TÂCHE COURTE 1: Sur quelle chaîne le texte affiché indique-t-il que le discours d'Éric Zemmour a été retransmis en direct ?

Le discours d’Éric Zemmour à la convention de la droite de ce week-end n’était rien d’autre qu’un appel à la guerre civile contre la minorité musulmane française, un appel au massacre et au chaos, diffusé par LCI, la succursale de TF1 !
Pour l’historien, spécialiste de l’immigration en France, le polémiste utilise la même grammaire identitaire que l’écrivain antisémite Édouard Drumont.
Il pointe la responsabilité des chaînes de télévision qui lui accordent une tribune.
Le discours prononcé par Eric Zemmour à la « convention de la droite » samedi et sa retransmission intégrale, et en direct, sur la chaîne LCI, ont suscité une indignation compréhensible. Ce qui est surprenant néanmoins, c’est que beaucoup semblent découvrir aujourd’hui en quoi consiste le fonds de commerce de ce journaliste polémiste et de ceux qui le soutiennent.
Comme à son habitude, le polémiste a prononcé un discours de haine reprenant les grandes lignes de l’histoire identitaire qu’il ressasse dans ses livres. Pour ceux qui n’auraient pas encore compris, le message est politique : « Nous devons être conservateurs de notre identité » et plus loin « la question identitaire du peuple français précède toutes les autres ». Alors que le mouvement des gilets jaunes avait replacé les inégalités économiques et sociales au premier plan, ce rassemblement avait pour but de séduire un électorat socialement hétéroclite qui fait encore défaut à l’extrême droite. Voilà pourquoi Zemmour affirme dans son discours que « cette question de l’identité est aussi la plus rassembleuse car elle réunit les classes populaires et les classes moyennes et même une partie de la bourgeoisie ».

TÂCHE COURTE 2: Reformulez sous forme de liste JSON de chaînes les lignes des enregistrements, en partant de la ligne qui contient « x-tick-label: 30 bbox=[382, 47, 398, 63] » et en allant jusqu'à la ligne qui contient « x-tick-label: 10 bbox=[691, 51, 707, 67] », toutes deux comprises, à raison d'une chaîne par ligne et sans les lignes vides.

DONNÉES:

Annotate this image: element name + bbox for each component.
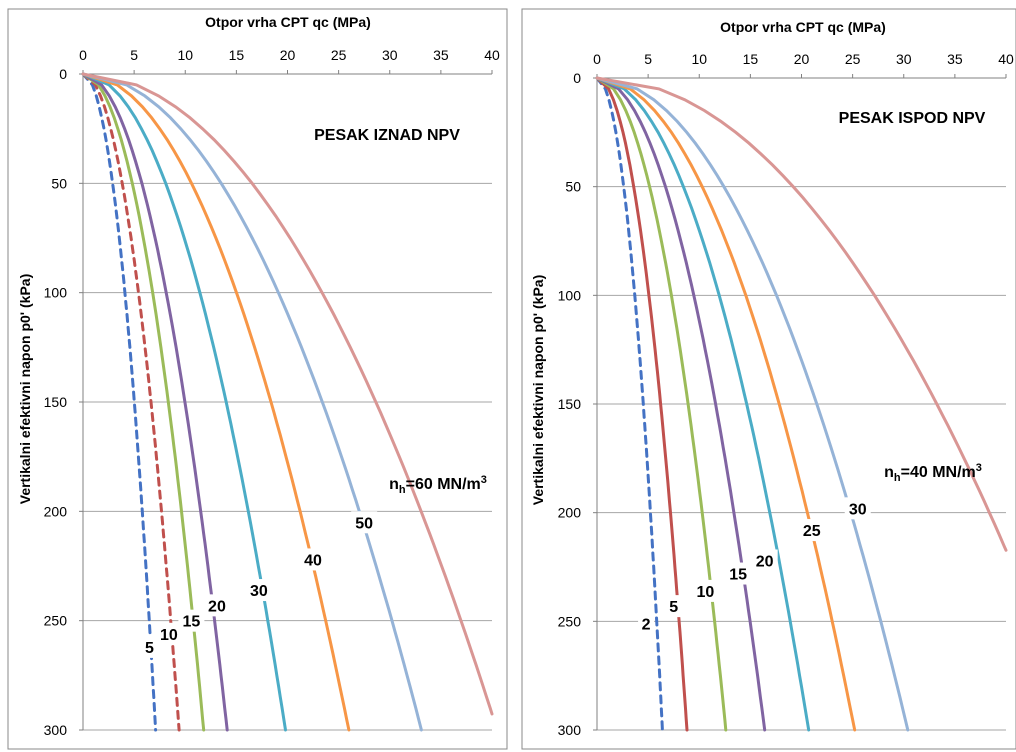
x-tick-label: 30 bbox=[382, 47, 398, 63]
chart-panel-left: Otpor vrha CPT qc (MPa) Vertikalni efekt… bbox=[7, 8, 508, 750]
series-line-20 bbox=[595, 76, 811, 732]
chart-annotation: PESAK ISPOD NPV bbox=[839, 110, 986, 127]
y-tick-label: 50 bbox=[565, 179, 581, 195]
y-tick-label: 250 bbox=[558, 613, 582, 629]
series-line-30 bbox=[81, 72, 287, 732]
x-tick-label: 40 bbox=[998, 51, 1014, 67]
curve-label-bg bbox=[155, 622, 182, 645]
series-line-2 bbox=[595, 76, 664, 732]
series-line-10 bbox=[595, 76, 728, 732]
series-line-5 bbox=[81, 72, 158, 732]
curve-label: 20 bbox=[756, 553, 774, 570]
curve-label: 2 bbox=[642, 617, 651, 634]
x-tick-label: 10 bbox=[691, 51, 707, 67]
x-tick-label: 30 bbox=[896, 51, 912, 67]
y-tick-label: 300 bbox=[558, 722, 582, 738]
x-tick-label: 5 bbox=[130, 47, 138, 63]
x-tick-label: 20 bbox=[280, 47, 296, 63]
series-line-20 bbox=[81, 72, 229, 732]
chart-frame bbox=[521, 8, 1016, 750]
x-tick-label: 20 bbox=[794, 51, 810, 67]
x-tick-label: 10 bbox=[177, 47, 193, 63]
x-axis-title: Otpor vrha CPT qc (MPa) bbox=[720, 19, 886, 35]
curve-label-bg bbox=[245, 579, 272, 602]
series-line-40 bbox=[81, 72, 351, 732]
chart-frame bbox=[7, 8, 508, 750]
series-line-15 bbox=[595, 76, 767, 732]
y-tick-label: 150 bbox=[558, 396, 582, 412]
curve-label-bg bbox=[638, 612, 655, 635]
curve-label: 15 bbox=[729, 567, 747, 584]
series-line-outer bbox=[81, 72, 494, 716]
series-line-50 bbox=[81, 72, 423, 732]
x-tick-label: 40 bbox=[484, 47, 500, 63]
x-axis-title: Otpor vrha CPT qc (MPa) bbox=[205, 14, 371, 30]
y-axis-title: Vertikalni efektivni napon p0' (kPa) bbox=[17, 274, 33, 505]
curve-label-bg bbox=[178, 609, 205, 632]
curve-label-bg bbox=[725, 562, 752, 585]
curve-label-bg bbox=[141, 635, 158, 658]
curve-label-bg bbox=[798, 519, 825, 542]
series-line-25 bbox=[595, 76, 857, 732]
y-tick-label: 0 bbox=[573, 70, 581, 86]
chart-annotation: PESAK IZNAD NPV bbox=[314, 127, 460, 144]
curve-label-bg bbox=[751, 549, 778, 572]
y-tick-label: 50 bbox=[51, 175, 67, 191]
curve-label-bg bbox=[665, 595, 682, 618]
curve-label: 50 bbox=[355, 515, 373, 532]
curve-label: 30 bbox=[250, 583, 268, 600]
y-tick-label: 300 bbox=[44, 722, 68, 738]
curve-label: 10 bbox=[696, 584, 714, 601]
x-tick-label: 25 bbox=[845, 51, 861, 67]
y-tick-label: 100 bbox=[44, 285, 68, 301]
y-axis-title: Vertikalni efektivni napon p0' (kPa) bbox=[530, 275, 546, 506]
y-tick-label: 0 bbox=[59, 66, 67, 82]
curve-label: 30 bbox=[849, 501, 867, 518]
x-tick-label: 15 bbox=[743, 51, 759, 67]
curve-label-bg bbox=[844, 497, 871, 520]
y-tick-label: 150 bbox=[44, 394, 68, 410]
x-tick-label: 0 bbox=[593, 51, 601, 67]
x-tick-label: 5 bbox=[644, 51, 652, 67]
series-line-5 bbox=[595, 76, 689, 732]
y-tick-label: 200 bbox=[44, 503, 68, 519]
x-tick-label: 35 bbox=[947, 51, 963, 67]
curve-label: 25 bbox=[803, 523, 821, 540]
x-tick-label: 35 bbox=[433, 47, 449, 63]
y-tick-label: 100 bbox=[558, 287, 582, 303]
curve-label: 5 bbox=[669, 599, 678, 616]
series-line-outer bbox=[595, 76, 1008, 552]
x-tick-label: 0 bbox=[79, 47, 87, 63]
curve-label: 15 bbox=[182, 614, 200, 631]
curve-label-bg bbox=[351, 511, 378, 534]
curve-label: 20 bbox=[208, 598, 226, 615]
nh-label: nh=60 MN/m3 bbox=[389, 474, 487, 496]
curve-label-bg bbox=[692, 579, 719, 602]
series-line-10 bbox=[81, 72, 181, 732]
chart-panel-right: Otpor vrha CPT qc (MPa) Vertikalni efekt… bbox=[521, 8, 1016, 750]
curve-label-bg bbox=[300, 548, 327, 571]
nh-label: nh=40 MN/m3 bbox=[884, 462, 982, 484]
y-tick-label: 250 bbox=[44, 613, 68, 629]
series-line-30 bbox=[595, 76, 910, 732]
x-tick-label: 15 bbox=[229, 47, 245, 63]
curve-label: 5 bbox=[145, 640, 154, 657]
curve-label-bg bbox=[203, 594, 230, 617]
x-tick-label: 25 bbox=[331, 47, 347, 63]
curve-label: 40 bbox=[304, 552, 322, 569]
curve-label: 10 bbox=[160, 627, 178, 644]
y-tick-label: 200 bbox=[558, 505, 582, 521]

SOLUTION COMPLÈTE 1: Sur LCI.

SOLUTION COMPLÈTE 2:
[
  "x-tick-label: 30 bbox=[382, 47, 398, 63]",
  "chart-panel-left: Otpor vrha CPT qc (MPa) Vertikalni efekt… bbox=[7, 8, 508, 750]",
  "series-line-20 bbox=[595, 76, 811, 732]",
  "chart-annotation: PESAK ISPOD NPV bbox=[839, 110, 986, 127]",
  "y-tick-label: 50 bbox=[565, 179, 581, 195]",
  "y-tick-label: 250 bbox=[558, 613, 582, 629]",
  "series-line-30 bbox=[81, 72, 287, 732]",
  "x-tick-label: 40 bbox=[998, 51, 1014, 67]",
  "curve-label-bg bbox=[155, 622, 182, 645]",
  "series-line-2 bbox=[595, 76, 664, 732]",
  "series-line-10 bbox=[595, 76, 728, 732]",
  "series-line-5 bbox=[81, 72, 158, 732]",
  "curve-label: 20 bbox=[756, 553, 774, 570]",
  "curve-label: 2 bbox=[642, 617, 651, 634]",
  "x-tick-label: 10 bbox=[691, 51, 707, 67]"
]